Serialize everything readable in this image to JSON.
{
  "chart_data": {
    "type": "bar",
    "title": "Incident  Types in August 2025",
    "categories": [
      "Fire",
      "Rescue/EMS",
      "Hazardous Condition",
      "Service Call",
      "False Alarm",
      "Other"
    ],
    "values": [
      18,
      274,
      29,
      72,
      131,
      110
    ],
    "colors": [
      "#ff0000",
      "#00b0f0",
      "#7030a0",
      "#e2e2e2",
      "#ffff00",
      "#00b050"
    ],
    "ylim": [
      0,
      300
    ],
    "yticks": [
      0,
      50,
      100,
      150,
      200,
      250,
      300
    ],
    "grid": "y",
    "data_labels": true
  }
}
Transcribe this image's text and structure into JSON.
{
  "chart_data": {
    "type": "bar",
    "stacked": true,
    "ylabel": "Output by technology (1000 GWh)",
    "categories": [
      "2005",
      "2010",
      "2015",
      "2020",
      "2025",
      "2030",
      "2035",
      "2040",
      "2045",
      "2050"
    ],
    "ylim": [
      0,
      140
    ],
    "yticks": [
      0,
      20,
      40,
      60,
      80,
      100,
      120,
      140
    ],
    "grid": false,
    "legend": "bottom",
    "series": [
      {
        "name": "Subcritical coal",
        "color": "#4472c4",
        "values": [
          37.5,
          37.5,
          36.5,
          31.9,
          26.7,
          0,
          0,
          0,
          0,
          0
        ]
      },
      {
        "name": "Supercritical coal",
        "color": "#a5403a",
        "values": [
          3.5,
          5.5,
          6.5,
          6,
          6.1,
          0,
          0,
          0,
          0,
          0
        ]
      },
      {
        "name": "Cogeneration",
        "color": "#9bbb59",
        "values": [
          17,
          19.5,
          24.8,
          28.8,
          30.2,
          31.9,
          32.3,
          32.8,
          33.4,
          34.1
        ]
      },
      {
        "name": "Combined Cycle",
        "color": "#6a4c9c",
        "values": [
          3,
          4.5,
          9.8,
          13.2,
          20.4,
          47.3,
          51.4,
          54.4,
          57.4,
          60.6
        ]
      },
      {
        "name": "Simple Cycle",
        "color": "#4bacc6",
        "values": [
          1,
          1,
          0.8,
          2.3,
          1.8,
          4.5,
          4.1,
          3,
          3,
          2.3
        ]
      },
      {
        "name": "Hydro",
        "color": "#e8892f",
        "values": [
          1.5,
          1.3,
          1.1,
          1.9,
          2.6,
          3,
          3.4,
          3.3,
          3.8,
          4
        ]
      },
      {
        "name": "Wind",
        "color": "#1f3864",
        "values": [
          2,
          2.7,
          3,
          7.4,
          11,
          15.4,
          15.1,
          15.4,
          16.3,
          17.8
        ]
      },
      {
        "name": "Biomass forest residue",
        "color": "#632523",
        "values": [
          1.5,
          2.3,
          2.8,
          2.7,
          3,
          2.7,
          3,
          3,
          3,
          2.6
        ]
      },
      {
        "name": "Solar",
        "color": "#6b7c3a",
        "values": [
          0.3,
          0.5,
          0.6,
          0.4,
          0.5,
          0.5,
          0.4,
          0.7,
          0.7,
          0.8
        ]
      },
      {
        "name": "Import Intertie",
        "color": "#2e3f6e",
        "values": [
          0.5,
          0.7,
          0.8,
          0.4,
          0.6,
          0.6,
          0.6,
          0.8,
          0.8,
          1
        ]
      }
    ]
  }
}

#### [AIM OF THE TASK]
Output the full listing without altering anything.

#### [RESULT FOR THIS EXERCISE]
Serialize everything readable in this image to JSON.
{
  "chart_data": {
    "type": "bar",
    "title": "Incident  Types in August 2025",
    "categories": [
      "Fire",
      "Rescue/EMS",
      "Hazardous Condition",
      "Service Call",
      "False Alarm",
      "Other"
    ],
    "values": [
      18,
      274,
      29,
      72,
      131,
      110
    ],
    "colors": [
      "#ff0000",
      "#00b0f0",
      "#7030a0",
      "#e2e2e2",
      "#ffff00",
      "#00b050"
    ],
    "ylim": [
      0,
      300
    ],
    "yticks": [
      0,
      50,
      100,
      150,
      200,
      250,
      300
    ],
    "grid": "y",
    "data_labels": true
  }
}
Transcribe this image's text and structure into JSON.
{
  "chart_data": {
    "type": "bar",
    "stacked": true,
    "ylabel": "Output by technology (1000 GWh)",
    "categories": [
      "2005",
      "2010",
      "2015",
      "2020",
      "2025",
      "2030",
      "2035",
      "2040",
      "2045",
      "2050"
    ],
    "ylim": [
      0,
      140
    ],
    "yticks": [
      0,
      20,
      40,
      60,
      80,
      100,
      120,
      140
    ],
    "grid": false,
    "legend": "bottom",
    "series": [
      {
        "name": "Subcritical coal",
        "color": "#4472c4",
        "values": [
          37.5,
          37.5,
          36.5,
          31.9,
          26.7,
          0,
          0,
          0,
          0,
          0
        ]
      },
      {
        "name": "Supercritical coal",
        "color": "#a5403a",
        "values": [
          3.5,
          5.5,
          6.5,
          6,
          6.1,
          0,
          0,
          0,
          0,
          0
        ]
      },
      {
        "name": "Cogeneration",
        "color": "#9bbb59",
        "values": [
          17,
          19.5,
          24.8,
          28.8,
          30.2,
          31.9,
          32.3,
          32.8,
          33.4,
          34.1
        ]
      },
      {
        "name": "Combined Cycle",
        "color": "#6a4c9c",
        "values": [
          3,
          4.5,
          9.8,
          13.2,
          20.4,
          47.3,
          51.4,
          54.4,
          57.4,
          60.6
        ]
      },
      {
        "name": "Simple Cycle",
        "color": "#4bacc6",
        "values": [
          1,
          1,
          0.8,
          2.3,
          1.8,
          4.5,
          4.1,
          3,
          3,
          2.3
        ]
      },
      {
        "name": "Hydro",
        "color": "#e8892f",
        "values": [
          1.5,
          1.3,
          1.1,
          1.9,
          2.6,
          3,
          3.4,
          3.3,
          3.8,
          4
        ]
      },
      {
        "name": "Wind",
        "color": "#1f3864",
        "values": [
          2,
          2.7,
          3,
          7.4,
          11,
          15.4,
          15.1,
          15.4,
          16.3,
          17.8
        ]
      },
      {
        "name": "Biomass forest residue",
        "color": "#632523",
        "values": [
          1.5,
          2.3,
          2.8,
          2.7,
          3,
          2.7,
          3,
          3,
          3,
          2.6
        ]
      },
      {
        "name": "Solar",
        "color": "#6b7c3a",
        "values": [
          0.3,
          0.5,
          0.6,
          0.4,
          0.5,
          0.5,
          0.4,
          0.7,
          0.7,
          0.8
        ]
      },
      {
        "name": "Import Intertie",
        "color": "#2e3f6e",
        "values": [
          0.5,
          0.7,
          0.8,
          0.4,
          0.6,
          0.6,
          0.6,
          0.8,
          0.8,
          1
        ]
      }
    ]
  }
}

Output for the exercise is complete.